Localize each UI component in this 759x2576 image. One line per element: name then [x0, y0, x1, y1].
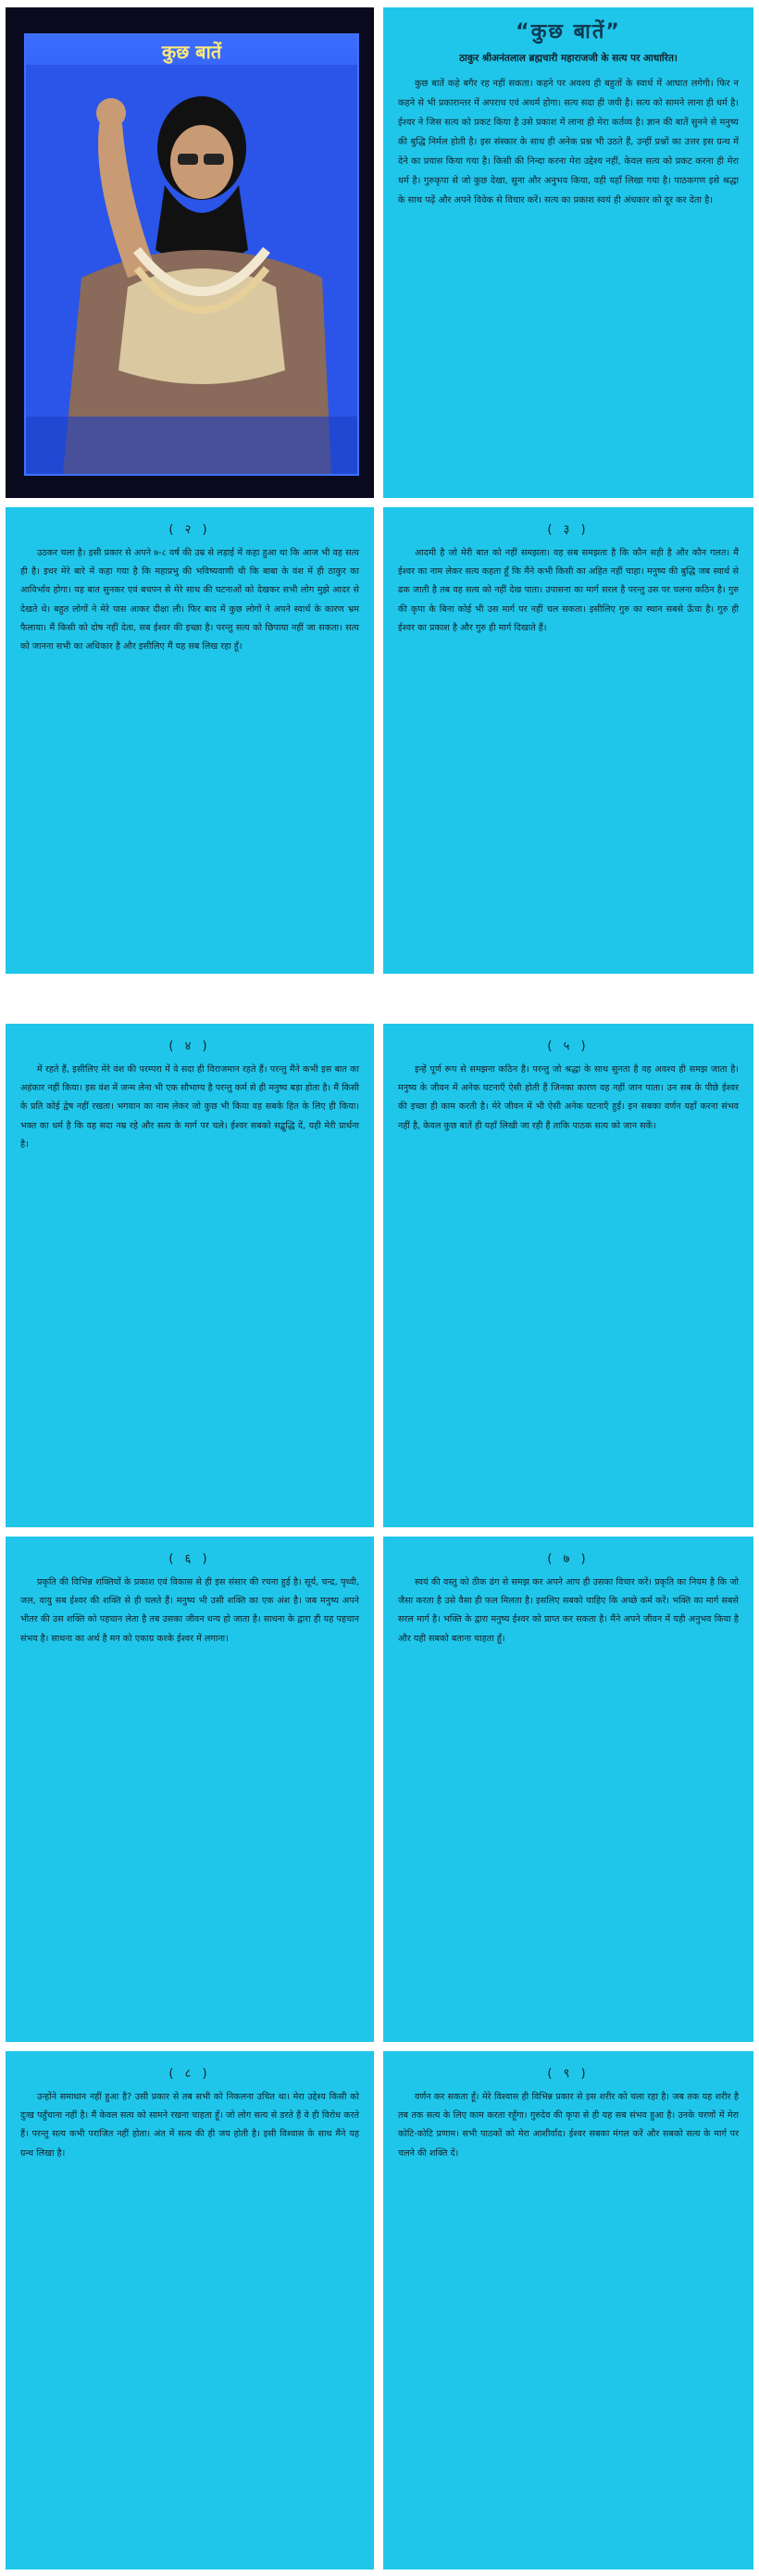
- page-body: [383, 1061, 753, 1136]
- page-text: में रहते हैं, इसीलिए मेरे वंश की परम्परा में वे सदा ही विराजमान रहते हैं। परन्तु मैंने कभी इस बात का अहंकार नहीं किया। इस वंश में जन्म लेना भी एक सौभाग्य है परन्तु कर्म से ही मनुष्य बड़ा होता है। मैं किसी के प्रति कोई द्वेष नहीं रखता। भगवान का नाम लेकर जो कुछ भी किया वह सबके हित के लिए ही किया। भक्त का धर्म है कि वह सदा नम्र रहे और सत्य के मार्ग पर चले। ईश्वर सबको सद्बुद्धि दें, यही मेरी प्रार्थना है।: [20, 1064, 359, 1150]
- page-number: ( ५ ): [547, 1039, 590, 1053]
- page-number: ( ४ ): [168, 1039, 211, 1053]
- page-number: ( ७ ): [547, 1552, 590, 1566]
- page-body: [6, 2088, 374, 2163]
- page-panel-6: [6, 1537, 374, 2042]
- page-text: आदमी है जो मेरी बात को नहीं समझता। वह सब समझता है कि कौन सही है और कौन गलत। मैं ईश्वर का नाम लेकर सत्य कहता हूँ कि मैंने कभी किसी का अहित नहीं चाहा। मनुष्य की बुद्धि जब स्वार्थ से ढक जाती है तब वह सत्य को नहीं देख पाता। उपासना का मार्ग सरल है परन्तु उस पर चलना कठिन है। गुरु की कृपा के बिना कोई भी उस मार्ग पर नहीं चल सकता। इसीलिए गुरु का स्थान सबसे ऊँचा है। गुरु ही ईश्वर का प्रकाश है और गुरु ही मार्ग दिखाते हैं।: [398, 548, 739, 633]
- page-panel-3: [383, 507, 753, 974]
- page-body: [6, 1061, 374, 1154]
- page-text: प्रकृति की विभिन्न शक्तियों के प्रकाश एवं विकास से ही इस संसार की रचना हुई है। सूर्य, चन्द्र, पृथ्वी, जल, वायु सब ईश्वर की शक्ति से ही चलते हैं। मनुष्य भी उसी शक्ति का एक अंश है। जब मनुष्य अपने भीतर की उस शक्ति को पहचान लेता है तब उसका जीवन धन्य हो जाता है। साधना के द्वारा ही यह पहचान संभव है। साधना का अर्थ है मन को एकाग्र करके ईश्वर में लगाना।: [20, 1577, 359, 1644]
- cover-panel: [6, 7, 374, 498]
- page-number: ( ८ ): [168, 2067, 211, 2081]
- intro-subtitle: ठाकुर श्रीअनंतलाल ब्रह्मचारी महाराजजी के सत्य पर आधारित।: [459, 53, 678, 64]
- page-text: वर्णन कर सकता हूँ। मेरे विश्वास ही विभिन्न प्रकार से इस शरीर को चला रहा है। जब तक यह शरीर है तब तक सत्य के लिए काम करता रहूँगा। गुरुदेव की कृपा से ही यह सब संभव हुआ है। उनके चरणों में मेरा कोटि-कोटि प्रणाम। सभी पाठकों को मेरा आशीर्वाद। ईश्वर सबका मंगल करें और सबको सत्य के मार्ग पर चलने की शक्ति दें।: [398, 2092, 739, 2159]
- page-body: [6, 1574, 374, 1649]
- cover-frame: [24, 33, 359, 476]
- page-panel-5: [383, 1024, 753, 1527]
- page-panel-8: [6, 2051, 374, 2570]
- portrait-image: [26, 65, 357, 474]
- page-text: स्वयं की वस्तु को ठीक ढंग से समझ कर अपने आप ही उसका विचार करें। प्रकृति का नियम है कि जो जैसा करता है उसे वैसा ही फल मिलता है। इसलिए सबको चाहिए कि अच्छे कर्म करें। भक्ति का मार्ग सबसे सरल मार्ग है। भक्ति के द्वारा मनुष्य ईश्वर को प्राप्त कर सकता है। मैंने अपने जीवन में यही अनुभव किया है और यही सबको बताना चाहता हूँ।: [398, 1577, 739, 1644]
- page-number: ( ६ ): [168, 1552, 211, 1566]
- page-panel-2: [6, 507, 374, 974]
- page-body: [383, 2088, 753, 2163]
- page-text: उठकर चला है। इसी प्रकार से अपने ७-८ वर्ष की उम्र से लड़ाई में कहा हुआ था कि आज भी वह सत्य ही है। इधर मेरे बारे में कहा गया है कि महाप्रभु की भविष्यवाणी थी कि बाबा के वंश में ही ठाकुर का आविर्भाव होगा। यह बात सुनकर एवं बचपन से मेरे साथ की घटनाओं को देखकर सभी लोग मुझे आदर से देखते थे। बहुत लोगों ने मेरे पास आकर दीक्षा ली। फिर बाद में कुछ लोगों ने अपने स्वार्थ के कारण भ्रम फैलाया। मैं किसी को दोष नहीं देता, सब ईश्वर की इच्छा है। परन्तु सत्य को छिपाया नहीं जा सकता। सत्य को जानना सभी का अधिकार है और इसीलिए मैं यह सब लिख रहा हूँ।: [20, 548, 359, 653]
- intro-panel: [383, 7, 753, 498]
- page-body: [383, 544, 753, 638]
- page-number: ( २ ): [168, 523, 211, 537]
- page-text: इन्हें पूर्ण रूप से समझना कठिन है। परन्तु जो श्रद्धा के साथ सुनता है वह अवश्य ही समझ जाता है। मनुष्य के जीवन में अनेक घटनाएँ ऐसी होती हैं जिनका कारण वह नहीं जान पाता। उन सब के पीछे ईश्वर की इच्छा ही काम करती है। मेरे जीवन में भी ऐसी अनेक घटनाएँ हुईं। इन सबका वर्णन यहाँ करना संभव नहीं है, केवल कुछ बातें ही यहाँ लिखी जा रही हैं ताकि पाठक सत्य को जान सकें।: [398, 1064, 739, 1131]
- cover-title: कुछ बातें: [161, 41, 222, 63]
- page-panel-9: [383, 2051, 753, 2570]
- page-number: ( ३ ): [547, 523, 590, 537]
- page-panel-7: [383, 1537, 753, 2042]
- intro-text: कुछ बातें कहे बगैर रह नहीं सकता। कहने पर अवश्य ही बहुतों के स्वार्थ में आघात लगेगी। फिर न कहने से भी प्रकारान्तर में अपराध एवं अधर्म होगा। सत्य सदा ही जयी है। सत्य को सामने लाना ही धर्म है। ईश्वर ने जिस सत्य को प्रकट किया है उसे प्रकाश में लाना ही मेरा कर्तव्य है। ज्ञान की बातें सुनने से मनुष्य की बुद्धि निर्मल होती है। इस संस्कार के साथ ही अनेक प्रश्न भी उठते हैं, उन्हीं प्रश्नों का उत्तर इस ग्रन्थ में देने का प्रयास किया गया है। किसी की निन्दा करना मेरा उद्देश्य नहीं, केवल सत्य को प्रकट करना ही मेरा धर्म है। गुरुकृपा से जो कुछ देखा, सुना और अनुभव किया, वही यहाँ लिखा गया है। पाठकगण इसे श्रद्धा के साथ पढ़ें और अपने विवेक से विचार करें। सत्य का प्रकाश स्वयं ही अंधकार को दूर कर देता है।: [398, 79, 739, 205]
- intro-body: [383, 74, 753, 210]
- page-panel-4: [6, 1024, 374, 1527]
- page-text: उन्होंने समाधान नहीं हुआ है? उसी प्रकार से तब सभी को निकलना उचित था। मेरा उद्देश्य किसी को दुःख पहुँचाना नहीं है। मैं केवल सत्य को सामने रखना चाहता हूँ। जो लोग सत्य से डरते हैं वे ही विरोध करते हैं। परन्तु सत्य कभी पराजित नहीं होता। अंत में सत्य की ही जय होती है। इसी विश्वास के साथ मैंने यह ग्रन्थ लिखा है।: [20, 2092, 359, 2159]
- page-body: [383, 1574, 753, 1649]
- intro-title: “कुछ बातें”: [516, 20, 621, 44]
- page-number: ( ९ ): [547, 2067, 590, 2081]
- page-body: [6, 544, 374, 656]
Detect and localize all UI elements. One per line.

### [What is required]
Copy every line above word for word, leaving out the picture.

### [Result]
Localize each UI component in this 759x2576 image. One line per element: name then [x0, y0, x1, y1].
- page-body: [383, 1061, 753, 1136]
- page-text: में रहते हैं, इसीलिए मेरे वंश की परम्परा में वे सदा ही विराजमान रहते हैं। परन्तु मैंने कभी इस बात का अहंकार नहीं किया। इस वंश में जन्म लेना भी एक सौभाग्य है परन्तु कर्म से ही मनुष्य बड़ा होता है। मैं किसी के प्रति कोई द्वेष नहीं रखता। भगवान का नाम लेकर जो कुछ भी किया वह सबके हित के लिए ही किया। भक्त का धर्म है कि वह सदा नम्र रहे और सत्य के मार्ग पर चले। ईश्वर सबको सद्बुद्धि दें, यही मेरी प्रार्थना है।: [20, 1064, 359, 1150]
- page-number: ( ५ ): [547, 1039, 590, 1053]
- page-number: ( ४ ): [168, 1039, 211, 1053]
- page-number: ( ७ ): [547, 1552, 590, 1566]
- page-body: [6, 2088, 374, 2163]
- page-panel-6: [6, 1537, 374, 2042]
- page-text: आदमी है जो मेरी बात को नहीं समझता। वह सब समझता है कि कौन सही है और कौन गलत। मैं ईश्वर का नाम लेकर सत्य कहता हूँ कि मैंने कभी किसी का अहित नहीं चाहा। मनुष्य की बुद्धि जब स्वार्थ से ढक जाती है तब वह सत्य को नहीं देख पाता। उपासना का मार्ग सरल है परन्तु उस पर चलना कठिन है। गुरु की कृपा के बिना कोई भी उस मार्ग पर नहीं चल सकता। इसीलिए गुरु का स्थान सबसे ऊँचा है। गुरु ही ईश्वर का प्रकाश है और गुरु ही मार्ग दिखाते हैं।: [398, 548, 739, 633]
- page-panel-3: [383, 507, 753, 974]
- page-body: [6, 1061, 374, 1154]
- page-text: प्रकृति की विभिन्न शक्तियों के प्रकाश एवं विकास से ही इस संसार की रचना हुई है। सूर्य, चन्द्र, पृथ्वी, जल, वायु सब ईश्वर की शक्ति से ही चलते हैं। मनुष्य भी उसी शक्ति का एक अंश है। जब मनुष्य अपने भीतर की उस शक्ति को पहचान लेता है तब उसका जीवन धन्य हो जाता है। साधना के द्वारा ही यह पहचान संभव है। साधना का अर्थ है मन को एकाग्र करके ईश्वर में लगाना।: [20, 1577, 359, 1644]
- cover-panel: [6, 7, 374, 498]
- page-number: ( ८ ): [168, 2067, 211, 2081]
- intro-subtitle: ठाकुर श्रीअनंतलाल ब्रह्मचारी महाराजजी के सत्य पर आधारित।: [459, 53, 678, 64]
- page-text: वर्णन कर सकता हूँ। मेरे विश्वास ही विभिन्न प्रकार से इस शरीर को चला रहा है। जब तक यह शरीर है तब तक सत्य के लिए काम करता रहूँगा। गुरुदेव की कृपा से ही यह सब संभव हुआ है। उनके चरणों में मेरा कोटि-कोटि प्रणाम। सभी पाठकों को मेरा आशीर्वाद। ईश्वर सबका मंगल करें और सबको सत्य के मार्ग पर चलने की शक्ति दें।: [398, 2092, 739, 2159]
- page-body: [6, 1574, 374, 1649]
- cover-frame: [24, 33, 359, 476]
- page-panel-5: [383, 1024, 753, 1527]
- page-panel-8: [6, 2051, 374, 2570]
- portrait-image: [26, 65, 357, 474]
- page-text: स्वयं की वस्तु को ठीक ढंग से समझ कर अपने आप ही उसका विचार करें। प्रकृति का नियम है कि जो जैसा करता है उसे वैसा ही फल मिलता है। इसलिए सबको चाहिए कि अच्छे कर्म करें। भक्ति का मार्ग सबसे सरल मार्ग है। भक्ति के द्वारा मनुष्य ईश्वर को प्राप्त कर सकता है। मैंने अपने जीवन में यही अनुभव किया है और यही सबको बताना चाहता हूँ।: [398, 1577, 739, 1644]
- page-number: ( ६ ): [168, 1552, 211, 1566]
- page-panel-2: [6, 507, 374, 974]
- page-body: [383, 2088, 753, 2163]
- page-text: उठकर चला है। इसी प्रकार से अपने ७-८ वर्ष की उम्र से लड़ाई में कहा हुआ था कि आज भी वह सत्य ही है। इधर मेरे बारे में कहा गया है कि महाप्रभु की भविष्यवाणी थी कि बाबा के वंश में ही ठाकुर का आविर्भाव होगा। यह बात सुनकर एवं बचपन से मेरे साथ की घटनाओं को देखकर सभी लोग मुझे आदर से देखते थे। बहुत लोगों ने मेरे पास आकर दीक्षा ली। फिर बाद में कुछ लोगों ने अपने स्वार्थ के कारण भ्रम फैलाया। मैं किसी को दोष नहीं देता, सब ईश्वर की इच्छा है। परन्तु सत्य को छिपाया नहीं जा सकता। सत्य को जानना सभी का अधिकार है और इसीलिए मैं यह सब लिख रहा हूँ।: [20, 548, 359, 653]
- intro-panel: [383, 7, 753, 498]
- page-body: [383, 544, 753, 638]
- page-number: ( २ ): [168, 523, 211, 537]
- page-text: इन्हें पूर्ण रूप से समझना कठिन है। परन्तु जो श्रद्धा के साथ सुनता है वह अवश्य ही समझ जाता है। मनुष्य के जीवन में अनेक घटनाएँ ऐसी होती हैं जिनका कारण वह नहीं जान पाता। उन सब के पीछे ईश्वर की इच्छा ही काम करती है। मेरे जीवन में भी ऐसी अनेक घटनाएँ हुईं। इन सबका वर्णन यहाँ करना संभव नहीं है, केवल कुछ बातें ही यहाँ लिखी जा रही हैं ताकि पाठक सत्य को जान सकें।: [398, 1064, 739, 1131]
- cover-title: कुछ बातें: [161, 41, 222, 63]
- page-panel-9: [383, 2051, 753, 2570]
- page-number: ( ३ ): [547, 523, 590, 537]
- page-panel-7: [383, 1537, 753, 2042]
- intro-text: कुछ बातें कहे बगैर रह नहीं सकता। कहने पर अवश्य ही बहुतों के स्वार्थ में आघात लगेगी। फिर न कहने से भी प्रकारान्तर में अपराध एवं अधर्म होगा। सत्य सदा ही जयी है। सत्य को सामने लाना ही धर्म है। ईश्वर ने जिस सत्य को प्रकट किया है उसे प्रकाश में लाना ही मेरा कर्तव्य है। ज्ञान की बातें सुनने से मनुष्य की बुद्धि निर्मल होती है। इस संस्कार के साथ ही अनेक प्रश्न भी उठते हैं, उन्हीं प्रश्नों का उत्तर इस ग्रन्थ में देने का प्रयास किया गया है। किसी की निन्दा करना मेरा उद्देश्य नहीं, केवल सत्य को प्रकट करना ही मेरा धर्म है। गुरुकृपा से जो कुछ देखा, सुना और अनुभव किया, वही यहाँ लिखा गया है। पाठकगण इसे श्रद्धा के साथ पढ़ें और अपने विवेक से विचार करें। सत्य का प्रकाश स्वयं ही अंधकार को दूर कर देता है।: [398, 79, 739, 205]
- intro-body: [383, 74, 753, 210]
- page-panel-4: [6, 1024, 374, 1527]
- page-text: उन्होंने समाधान नहीं हुआ है? उसी प्रकार से तब सभी को निकलना उचित था। मेरा उद्देश्य किसी को दुःख पहुँचाना नहीं है। मैं केवल सत्य को सामने रखना चाहता हूँ। जो लोग सत्य से डरते हैं वे ही विरोध करते हैं। परन्तु सत्य कभी पराजित नहीं होता। अंत में सत्य की ही जय होती है। इसी विश्वास के साथ मैंने यह ग्रन्थ लिखा है।: [20, 2092, 359, 2159]
- page-body: [383, 1574, 753, 1649]
- intro-title: “कुछ बातें”: [516, 20, 621, 44]
- page-number: ( ९ ): [547, 2067, 590, 2081]
- page-body: [6, 544, 374, 656]
Detect and localize all UI elements. One per line.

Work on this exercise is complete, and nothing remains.